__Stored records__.
_ _ _ _

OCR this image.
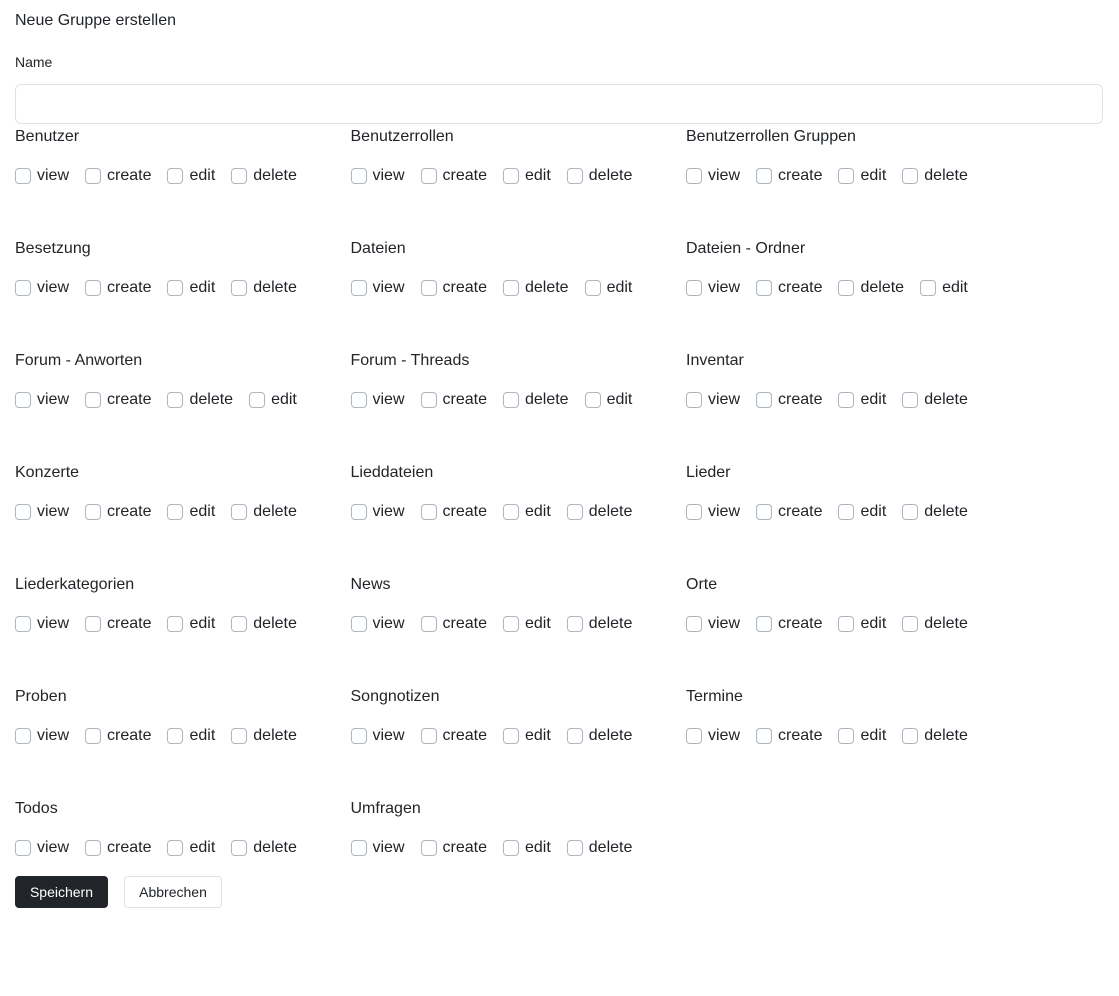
Neue Gruppe erstellen
Name
Benutzer
view create edit delete
Benutzerrollen
view create edit delete
Benutzerrollen Gruppen
view create edit delete
Besetzung
view create edit delete
Dateien
view create delete edit
Dateien - Ordner
view create delete edit
Forum - Anworten
view create delete edit
Forum - Threads
view create delete edit
Inventar
view create edit delete
Konzerte
view create edit delete
Lieddateien
view create edit delete
Lieder
view create edit delete
Liederkategorien
view create edit delete
News
view create edit delete
Orte
view create edit delete
Proben
view create edit delete
Songnotizen
view create edit delete
Termine
view create edit delete
Todos
view create edit delete
Umfragen
view create edit delete
Speichern	Abbrechen
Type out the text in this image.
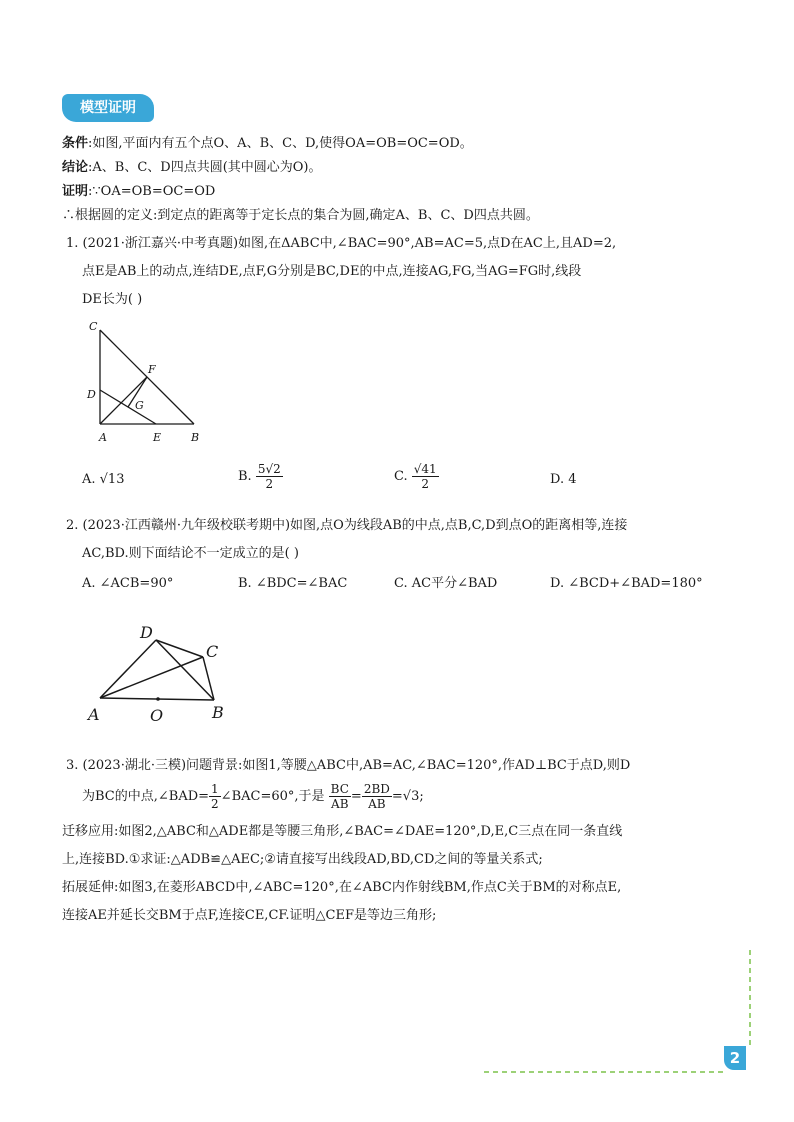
模型证明
条件:如图,平面内有五个点O、A、B、C、D,使得OA=OB=OC=OD。
结论:A、B、C、D四点共圆(其中圆心为O)。
证明:∵OA=OB=OC=OD
∴根据圆的定义:到定点的距离等于定长点的集合为圆,确定A、B、C、D四点共圆。
1. (2021·浙江嘉兴·中考真题)如图,在ΔABC中,∠BAC=90°,AB=AC=5,点D在AC上,且AD=2,
点E是AB上的动点,连结DE,点F,G分别是BC,DE的中点,连接AG,FG,当AG=FG时,线段
DE长为( )
C
F
D
G
A	E	B
A. √13	B. $\frac{5√2}{2}$	C. $\frac{√41}{2}$	D. 4
2. (2023·江西赣州·九年级校联考期中)如图,点O为线段AB的中点,点B,C,D到点O的距离相等,连接
AC,BD.则下面结论不一定成立的是( )
A. ∠ACB=90°	B. ∠BDC=∠BAC	C. AC平分∠BAD	D. ∠BCD+∠BAD=180°
D
C
A	O	B
3. (2023·湖北·三模)问题背景:如图1,等腰△ABC中,AB=AC,∠BAC=120°,作AD⊥BC于点D,则D
为BC的中点,∠BAD= $\frac{1}{2}$ ∠BAC=60°,于是 $\frac{BC}{AB} = \frac{2BD}{AB} =√3$;
迁移应用:如图2,△ABC和△ADE都是等腰三角形,∠BAC=∠DAE=120°,D,E,C三点在同一条直线
上,连接BD.①求证:△ADB≌△AEC;②请直接写出线段AD,BD,CD之间的等量关系式;
拓展延伸:如图3,在菱形ABCD中,∠ABC=120°,在∠ABC内作射线BM,作点C关于BM的对称点E,
连接AE并延长交BM于点F,连接CE,CF.证明△CEF是等边三角形;
2
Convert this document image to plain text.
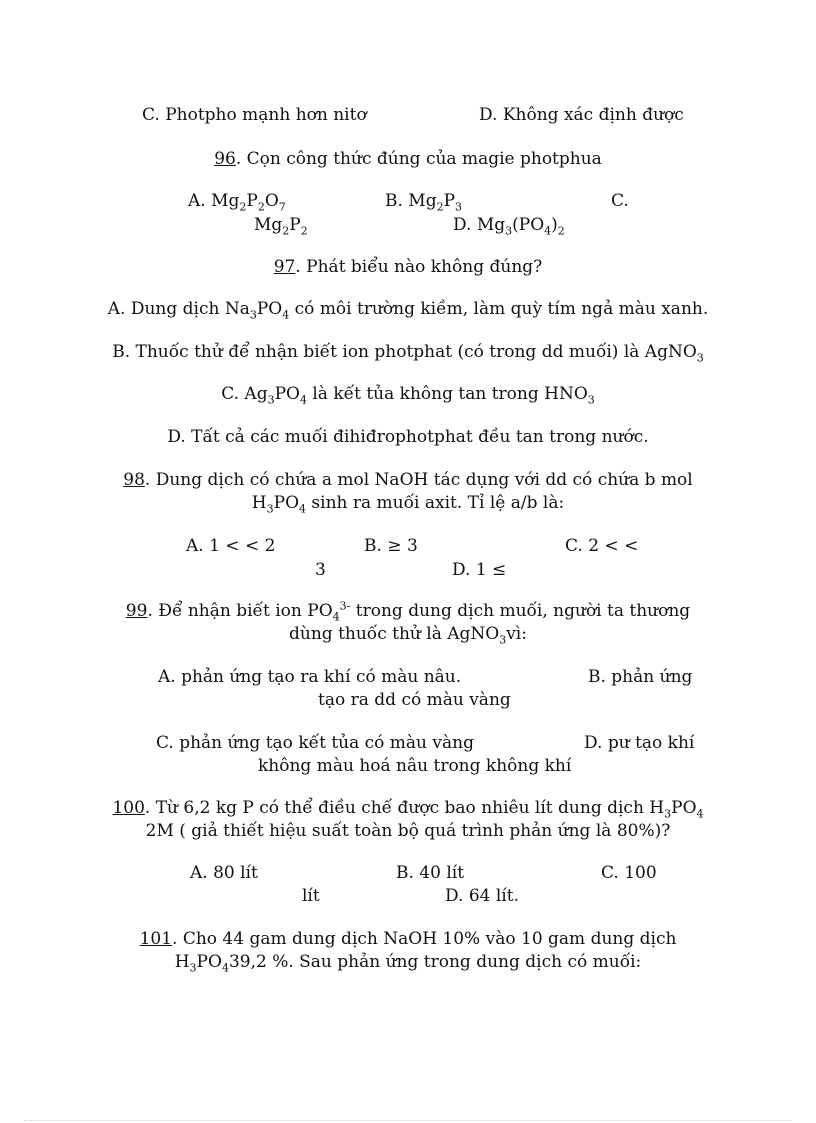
C. Photpho mạnh hơn nitơ	D. Không xác định được
96. Cọn công thức đúng của magie photphua
A. $Mg_2P_2O_7$	B. $Mg_2P_3$	C.
$Mg_2P_2$	D. $Mg_3(PO_4)_2$
97. Phát biểu nào không đúng?
A. Dung dịch $Na_3PO_4$ có môi trường kiềm, làm quỳ tím ngả màu xanh.
B. Thuốc thử để nhận biết ion photphat (có trong dd muối) là AgNO$_3$
C. $Ag_3PO_4$ là kết tủa không tan trong $HNO_3$
D. Tất cả các muối đihiđrophotphat đều tan trong nước.
98. Dung dịch có chứa a mol NaOH tác dụng với dd có chứa b mol
$H_3PO_4$ sinh ra muối axit. Tỉ lệ a/b là:
A. 1 < < 2	B. ≥ 3	C. 2 < <
3	D. 1 ≤
99. Để nhận biết ion $PO_4^{3-}$ trong dung dịch muối, người ta thương
dùng thuốc thử là AgNO$_3$vì:
A. phản ứng tạo ra khí có màu nâu.	B. phản ứng
tạo ra dd có màu vàng
C. phản ứng tạo kết tủa có màu vàng	D. pư tạo khí
không màu hoá nâu trong không khí
100. Từ 6,2 kg P có thể điều chế được bao nhiêu lít dung dịch $H_3PO_4$
2M ( giả thiết hiệu suất toàn bộ quá trình phản ứng là 80%)?
A. 80 lít	B. 40 lít	C. 100
lít	D. 64 lít.
101. Cho 44 gam dung dịch NaOH 10% vào 10 gam dung dịch
$H_3PO_439,2$ %. Sau phản ứng trong dung dịch có muối:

_ _ _ _

__What you are asked to do__. In the listing, find all lines with the string "đúng" and copy them.

__Output for this task__.
96. Cọn công thức đúng của magie photphua
97. Phát biểu nào không đúng?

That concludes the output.